▶ _DATA FOR REVIEW_:

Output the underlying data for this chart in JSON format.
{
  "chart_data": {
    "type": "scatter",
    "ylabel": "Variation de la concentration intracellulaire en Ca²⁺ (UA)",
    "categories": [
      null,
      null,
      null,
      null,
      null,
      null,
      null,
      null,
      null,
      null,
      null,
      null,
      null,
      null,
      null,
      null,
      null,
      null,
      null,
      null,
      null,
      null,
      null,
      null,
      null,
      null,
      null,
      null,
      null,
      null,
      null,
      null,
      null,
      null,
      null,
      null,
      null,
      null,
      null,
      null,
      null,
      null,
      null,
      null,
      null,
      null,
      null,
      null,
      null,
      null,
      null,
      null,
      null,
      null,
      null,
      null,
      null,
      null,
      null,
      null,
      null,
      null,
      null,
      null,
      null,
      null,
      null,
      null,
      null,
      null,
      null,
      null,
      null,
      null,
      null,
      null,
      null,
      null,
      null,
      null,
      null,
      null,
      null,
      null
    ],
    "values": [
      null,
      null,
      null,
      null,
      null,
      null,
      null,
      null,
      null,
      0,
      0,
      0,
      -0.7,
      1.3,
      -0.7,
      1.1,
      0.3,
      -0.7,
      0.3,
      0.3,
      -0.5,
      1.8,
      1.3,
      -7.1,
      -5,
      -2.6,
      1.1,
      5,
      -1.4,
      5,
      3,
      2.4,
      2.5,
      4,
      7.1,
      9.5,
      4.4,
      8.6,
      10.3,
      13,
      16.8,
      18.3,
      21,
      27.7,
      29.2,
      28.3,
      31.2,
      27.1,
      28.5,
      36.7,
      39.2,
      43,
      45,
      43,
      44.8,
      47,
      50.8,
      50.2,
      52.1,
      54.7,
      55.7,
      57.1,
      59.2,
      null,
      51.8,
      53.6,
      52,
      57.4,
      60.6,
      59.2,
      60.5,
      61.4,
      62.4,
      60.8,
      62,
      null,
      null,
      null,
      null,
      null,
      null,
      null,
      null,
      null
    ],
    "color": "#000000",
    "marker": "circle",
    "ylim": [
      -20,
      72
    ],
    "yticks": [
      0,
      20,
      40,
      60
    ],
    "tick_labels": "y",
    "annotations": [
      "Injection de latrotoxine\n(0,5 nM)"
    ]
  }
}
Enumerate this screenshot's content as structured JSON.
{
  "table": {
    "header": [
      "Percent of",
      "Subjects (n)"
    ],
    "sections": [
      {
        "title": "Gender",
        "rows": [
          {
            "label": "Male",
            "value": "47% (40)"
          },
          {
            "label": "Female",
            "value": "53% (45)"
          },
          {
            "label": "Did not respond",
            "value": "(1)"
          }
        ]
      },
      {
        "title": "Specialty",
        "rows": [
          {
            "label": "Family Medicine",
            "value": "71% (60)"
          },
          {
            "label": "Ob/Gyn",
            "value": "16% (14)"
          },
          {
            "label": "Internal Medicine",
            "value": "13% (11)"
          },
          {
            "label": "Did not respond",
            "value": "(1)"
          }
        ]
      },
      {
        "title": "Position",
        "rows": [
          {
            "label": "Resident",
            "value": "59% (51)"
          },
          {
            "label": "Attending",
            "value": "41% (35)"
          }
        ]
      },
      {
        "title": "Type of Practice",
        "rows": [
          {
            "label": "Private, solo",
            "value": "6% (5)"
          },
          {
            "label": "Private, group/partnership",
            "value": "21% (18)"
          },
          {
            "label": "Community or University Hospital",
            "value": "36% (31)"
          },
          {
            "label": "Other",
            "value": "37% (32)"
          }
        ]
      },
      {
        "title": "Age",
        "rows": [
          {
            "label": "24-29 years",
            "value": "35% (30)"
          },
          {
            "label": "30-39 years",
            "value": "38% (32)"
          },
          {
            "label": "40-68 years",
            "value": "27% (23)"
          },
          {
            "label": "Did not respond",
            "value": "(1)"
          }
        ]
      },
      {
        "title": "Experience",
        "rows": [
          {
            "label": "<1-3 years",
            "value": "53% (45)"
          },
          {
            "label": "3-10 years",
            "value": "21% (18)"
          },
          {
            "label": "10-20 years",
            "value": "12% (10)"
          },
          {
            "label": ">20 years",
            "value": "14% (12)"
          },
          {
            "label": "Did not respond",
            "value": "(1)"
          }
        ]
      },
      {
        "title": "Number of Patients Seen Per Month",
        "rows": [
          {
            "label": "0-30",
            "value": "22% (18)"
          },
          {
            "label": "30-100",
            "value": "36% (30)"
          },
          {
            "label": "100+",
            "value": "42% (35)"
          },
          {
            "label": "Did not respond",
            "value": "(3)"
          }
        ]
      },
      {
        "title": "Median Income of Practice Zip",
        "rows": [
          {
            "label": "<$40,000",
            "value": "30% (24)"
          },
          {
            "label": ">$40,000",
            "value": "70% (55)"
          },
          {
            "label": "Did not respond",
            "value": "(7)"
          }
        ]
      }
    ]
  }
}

▶ _INSTRUCTIONS FOR THE TASK_: Wherever the string "Medicine" is found in the entries, copy the line it sits in.

▶ _ANSWER FOR THE TASK_:
            "label": "Family Medicine",
            "label": "Internal Medicine",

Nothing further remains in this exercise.